What is required.
Copy out all lines where "ущерба" appears.

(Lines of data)
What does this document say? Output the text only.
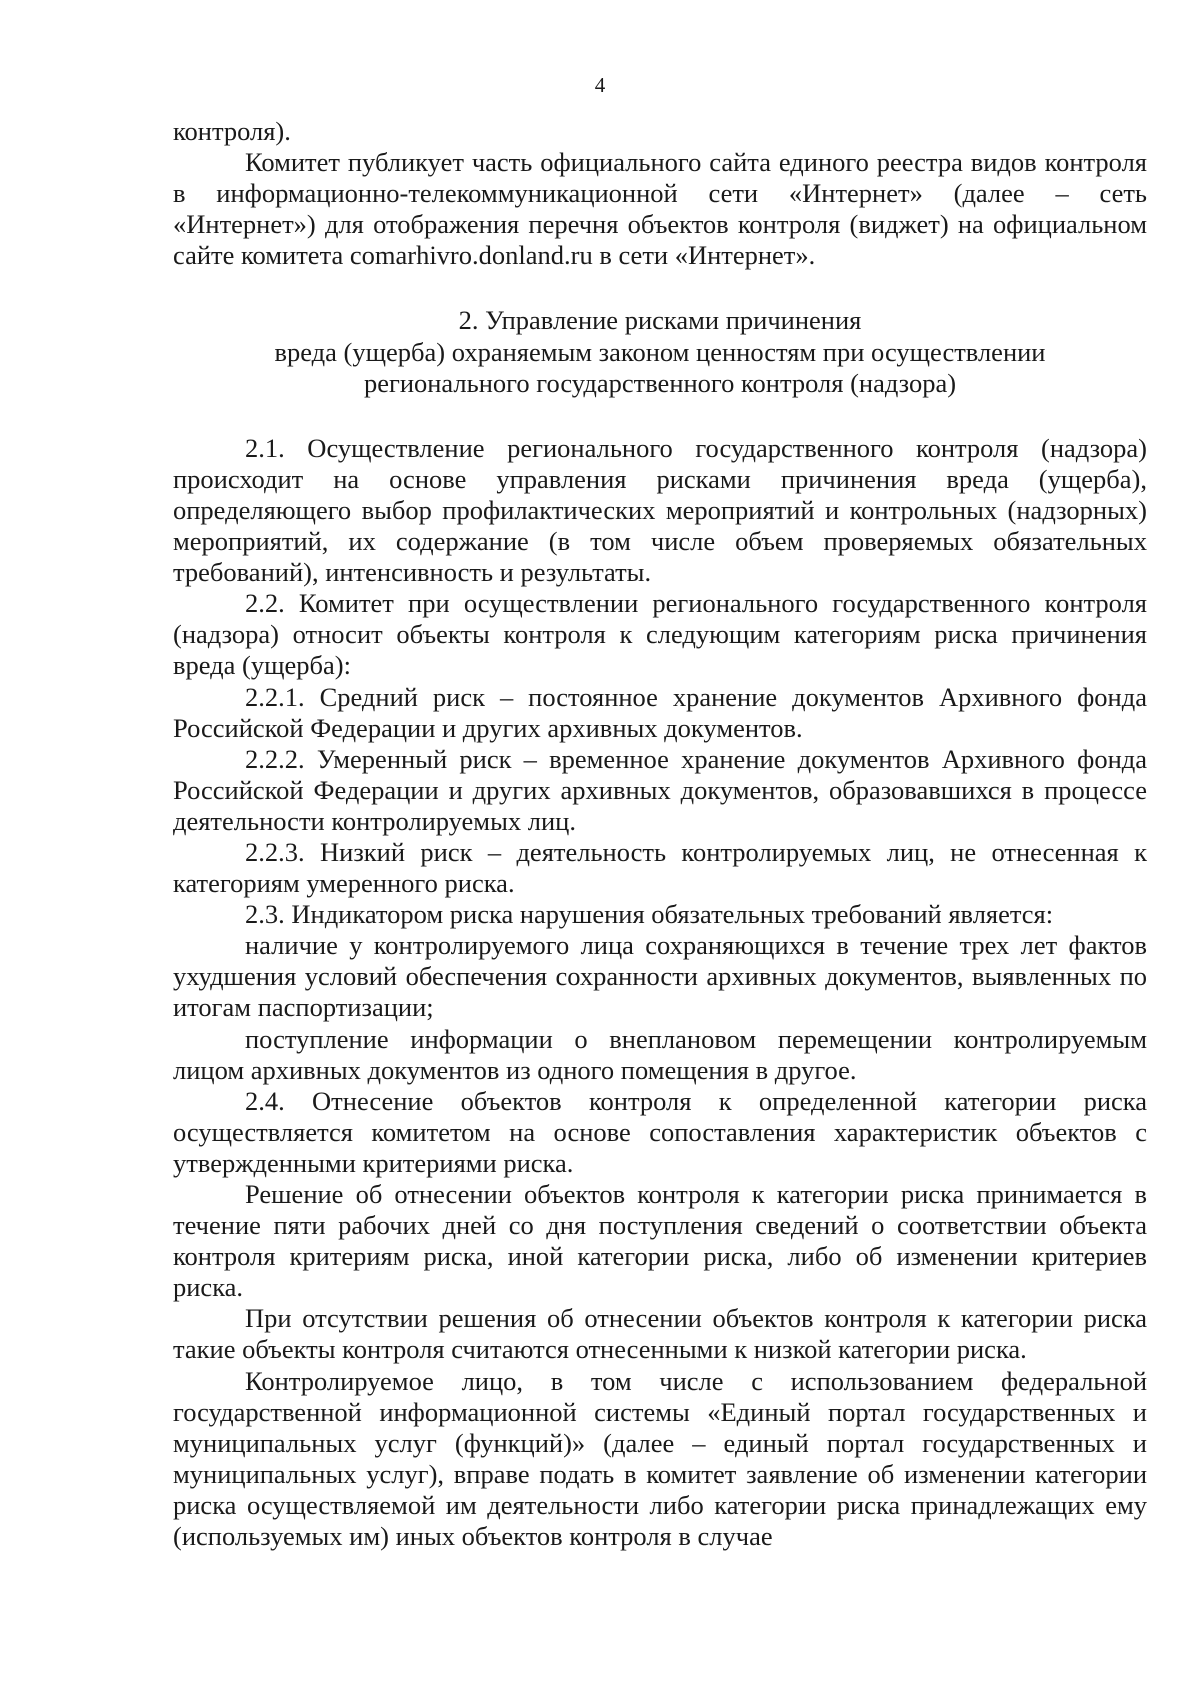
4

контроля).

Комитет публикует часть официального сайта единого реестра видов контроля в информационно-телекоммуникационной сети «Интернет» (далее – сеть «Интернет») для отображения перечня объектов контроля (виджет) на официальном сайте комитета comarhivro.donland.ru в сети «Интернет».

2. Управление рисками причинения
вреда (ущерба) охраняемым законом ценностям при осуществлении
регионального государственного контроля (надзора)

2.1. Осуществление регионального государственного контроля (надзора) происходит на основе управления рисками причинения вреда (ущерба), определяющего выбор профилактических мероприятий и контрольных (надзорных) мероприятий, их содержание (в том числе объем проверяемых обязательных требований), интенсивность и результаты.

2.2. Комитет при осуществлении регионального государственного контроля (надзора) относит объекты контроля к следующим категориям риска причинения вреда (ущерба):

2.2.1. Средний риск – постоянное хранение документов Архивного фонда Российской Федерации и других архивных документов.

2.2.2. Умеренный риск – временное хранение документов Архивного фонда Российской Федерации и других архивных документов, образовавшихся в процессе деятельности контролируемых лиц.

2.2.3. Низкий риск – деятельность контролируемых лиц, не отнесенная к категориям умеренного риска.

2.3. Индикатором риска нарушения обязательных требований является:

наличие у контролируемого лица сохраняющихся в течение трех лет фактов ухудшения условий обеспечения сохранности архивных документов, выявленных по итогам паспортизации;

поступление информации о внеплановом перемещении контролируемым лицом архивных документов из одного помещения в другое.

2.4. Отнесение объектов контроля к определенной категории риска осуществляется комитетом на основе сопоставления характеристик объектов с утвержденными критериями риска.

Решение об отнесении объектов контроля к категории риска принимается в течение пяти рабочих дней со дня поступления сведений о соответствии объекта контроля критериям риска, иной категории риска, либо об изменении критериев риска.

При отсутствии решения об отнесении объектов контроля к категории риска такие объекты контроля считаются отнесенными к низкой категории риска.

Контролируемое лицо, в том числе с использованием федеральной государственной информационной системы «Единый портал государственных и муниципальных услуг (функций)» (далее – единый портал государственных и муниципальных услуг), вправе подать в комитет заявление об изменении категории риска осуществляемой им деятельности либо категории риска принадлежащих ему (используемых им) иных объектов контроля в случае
---
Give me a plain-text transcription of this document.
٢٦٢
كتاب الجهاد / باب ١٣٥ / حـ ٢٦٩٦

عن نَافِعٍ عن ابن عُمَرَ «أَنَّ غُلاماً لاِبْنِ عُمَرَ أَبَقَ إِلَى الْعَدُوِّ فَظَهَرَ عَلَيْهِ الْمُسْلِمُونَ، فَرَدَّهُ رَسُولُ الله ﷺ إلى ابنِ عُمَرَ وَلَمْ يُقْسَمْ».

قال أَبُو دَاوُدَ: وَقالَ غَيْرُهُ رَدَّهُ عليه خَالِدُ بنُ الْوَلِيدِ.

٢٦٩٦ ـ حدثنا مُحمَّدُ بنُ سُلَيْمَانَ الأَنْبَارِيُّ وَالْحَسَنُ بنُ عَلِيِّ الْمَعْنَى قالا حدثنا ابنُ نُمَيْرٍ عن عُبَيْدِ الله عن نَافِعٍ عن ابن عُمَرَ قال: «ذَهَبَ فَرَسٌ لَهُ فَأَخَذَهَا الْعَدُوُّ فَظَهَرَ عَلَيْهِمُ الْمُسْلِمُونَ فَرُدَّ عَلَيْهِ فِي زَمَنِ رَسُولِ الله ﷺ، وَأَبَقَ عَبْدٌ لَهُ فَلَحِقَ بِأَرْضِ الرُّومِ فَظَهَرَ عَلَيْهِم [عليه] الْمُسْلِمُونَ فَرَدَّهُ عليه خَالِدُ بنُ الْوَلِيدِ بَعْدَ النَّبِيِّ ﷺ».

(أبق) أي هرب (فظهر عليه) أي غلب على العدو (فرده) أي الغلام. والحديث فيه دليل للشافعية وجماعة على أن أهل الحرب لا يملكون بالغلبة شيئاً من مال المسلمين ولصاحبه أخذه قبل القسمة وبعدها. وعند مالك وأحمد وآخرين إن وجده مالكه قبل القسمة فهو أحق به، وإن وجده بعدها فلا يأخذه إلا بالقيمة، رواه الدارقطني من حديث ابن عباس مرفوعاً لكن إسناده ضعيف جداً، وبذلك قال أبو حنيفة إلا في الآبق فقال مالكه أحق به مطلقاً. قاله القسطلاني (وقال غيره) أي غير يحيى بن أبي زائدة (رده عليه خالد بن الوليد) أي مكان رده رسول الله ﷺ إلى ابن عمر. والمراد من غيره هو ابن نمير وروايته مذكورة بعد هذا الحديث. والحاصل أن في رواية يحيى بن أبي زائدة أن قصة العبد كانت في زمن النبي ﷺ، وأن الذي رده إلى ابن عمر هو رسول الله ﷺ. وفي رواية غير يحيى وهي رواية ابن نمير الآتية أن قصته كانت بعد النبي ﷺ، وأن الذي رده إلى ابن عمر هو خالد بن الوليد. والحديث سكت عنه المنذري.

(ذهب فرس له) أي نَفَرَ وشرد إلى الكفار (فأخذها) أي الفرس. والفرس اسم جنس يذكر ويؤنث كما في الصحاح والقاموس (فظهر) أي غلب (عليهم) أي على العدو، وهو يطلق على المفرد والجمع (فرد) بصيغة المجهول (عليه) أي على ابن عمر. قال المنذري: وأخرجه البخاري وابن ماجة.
...
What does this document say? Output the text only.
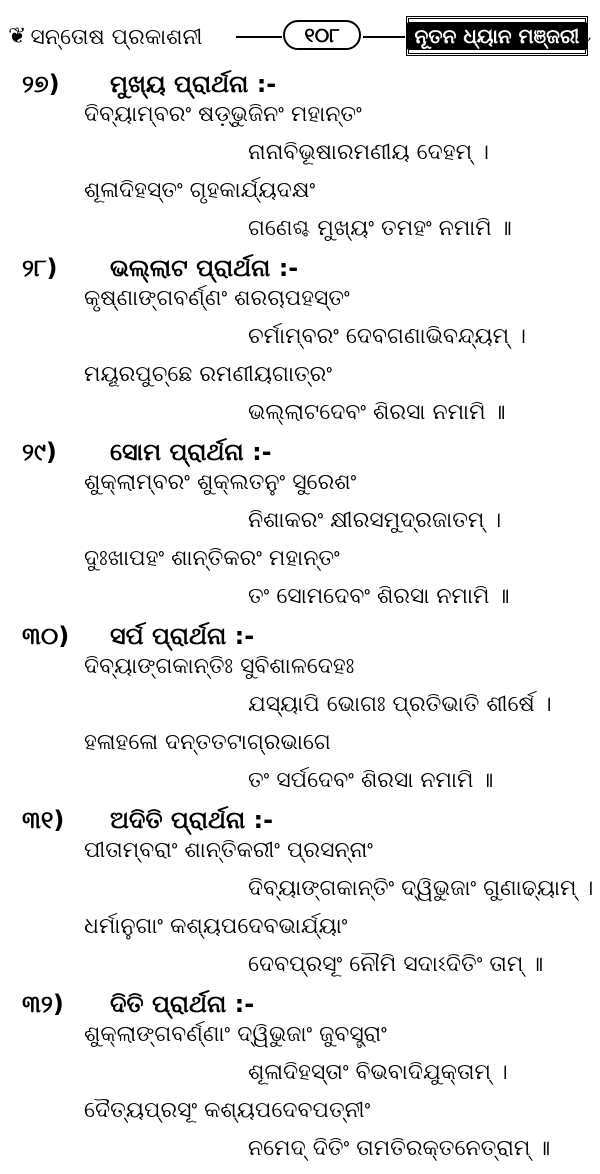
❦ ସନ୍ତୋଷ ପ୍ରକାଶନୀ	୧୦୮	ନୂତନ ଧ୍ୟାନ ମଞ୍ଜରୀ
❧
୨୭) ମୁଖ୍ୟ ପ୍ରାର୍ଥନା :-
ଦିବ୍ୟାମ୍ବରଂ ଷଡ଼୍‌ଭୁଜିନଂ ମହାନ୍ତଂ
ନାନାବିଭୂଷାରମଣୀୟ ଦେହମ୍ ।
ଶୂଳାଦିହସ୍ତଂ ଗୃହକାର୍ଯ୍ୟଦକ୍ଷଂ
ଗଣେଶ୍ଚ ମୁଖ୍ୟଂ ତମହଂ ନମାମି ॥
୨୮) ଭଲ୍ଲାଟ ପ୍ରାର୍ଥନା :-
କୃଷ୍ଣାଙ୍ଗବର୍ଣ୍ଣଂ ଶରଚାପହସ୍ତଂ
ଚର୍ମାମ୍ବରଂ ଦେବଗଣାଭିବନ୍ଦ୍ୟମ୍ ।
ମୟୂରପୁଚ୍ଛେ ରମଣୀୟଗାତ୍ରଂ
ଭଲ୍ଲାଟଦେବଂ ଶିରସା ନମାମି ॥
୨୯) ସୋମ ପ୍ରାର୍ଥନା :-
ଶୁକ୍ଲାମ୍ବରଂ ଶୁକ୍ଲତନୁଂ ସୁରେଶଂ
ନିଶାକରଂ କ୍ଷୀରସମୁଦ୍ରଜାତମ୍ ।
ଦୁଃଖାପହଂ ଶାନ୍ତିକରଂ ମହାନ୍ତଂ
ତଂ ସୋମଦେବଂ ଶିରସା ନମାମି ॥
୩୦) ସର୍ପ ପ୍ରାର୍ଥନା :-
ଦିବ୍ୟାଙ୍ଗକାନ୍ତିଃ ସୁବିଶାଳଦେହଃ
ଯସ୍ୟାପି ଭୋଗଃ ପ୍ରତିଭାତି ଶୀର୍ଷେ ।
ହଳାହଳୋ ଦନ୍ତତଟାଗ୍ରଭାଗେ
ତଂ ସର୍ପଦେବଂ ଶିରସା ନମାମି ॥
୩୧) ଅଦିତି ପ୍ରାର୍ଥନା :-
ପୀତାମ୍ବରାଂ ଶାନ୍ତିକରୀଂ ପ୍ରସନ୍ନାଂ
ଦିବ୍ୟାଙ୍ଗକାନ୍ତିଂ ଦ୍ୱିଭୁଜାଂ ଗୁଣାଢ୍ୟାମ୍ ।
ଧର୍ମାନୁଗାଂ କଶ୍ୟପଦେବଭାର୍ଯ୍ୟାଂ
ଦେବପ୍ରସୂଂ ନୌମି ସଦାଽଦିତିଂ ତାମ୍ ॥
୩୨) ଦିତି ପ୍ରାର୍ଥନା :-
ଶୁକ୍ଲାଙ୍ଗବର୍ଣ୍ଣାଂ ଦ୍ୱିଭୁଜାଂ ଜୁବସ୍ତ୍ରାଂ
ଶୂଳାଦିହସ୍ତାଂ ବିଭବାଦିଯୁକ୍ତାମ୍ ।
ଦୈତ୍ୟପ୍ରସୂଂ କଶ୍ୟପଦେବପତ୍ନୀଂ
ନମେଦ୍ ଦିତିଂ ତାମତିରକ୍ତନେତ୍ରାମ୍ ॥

Task answer.
вреда (ущерба) охраняемым законом ценностям при осуществлении
2.1. Осуществление регионального государственного контроля (надзора) происходит на основе управления рисками причинения вреда (ущерба), определяющего выбор профилактических мероприятий и контрольных (надзорных) мероприятий, их содержание (в том числе объем проверяемых обязательных требований), интенсивность и результаты.
2.2. Комитет при осуществлении регионального государственного контроля (надзора) относит объекты контроля к следующим категориям риска причинения вреда (ущерба):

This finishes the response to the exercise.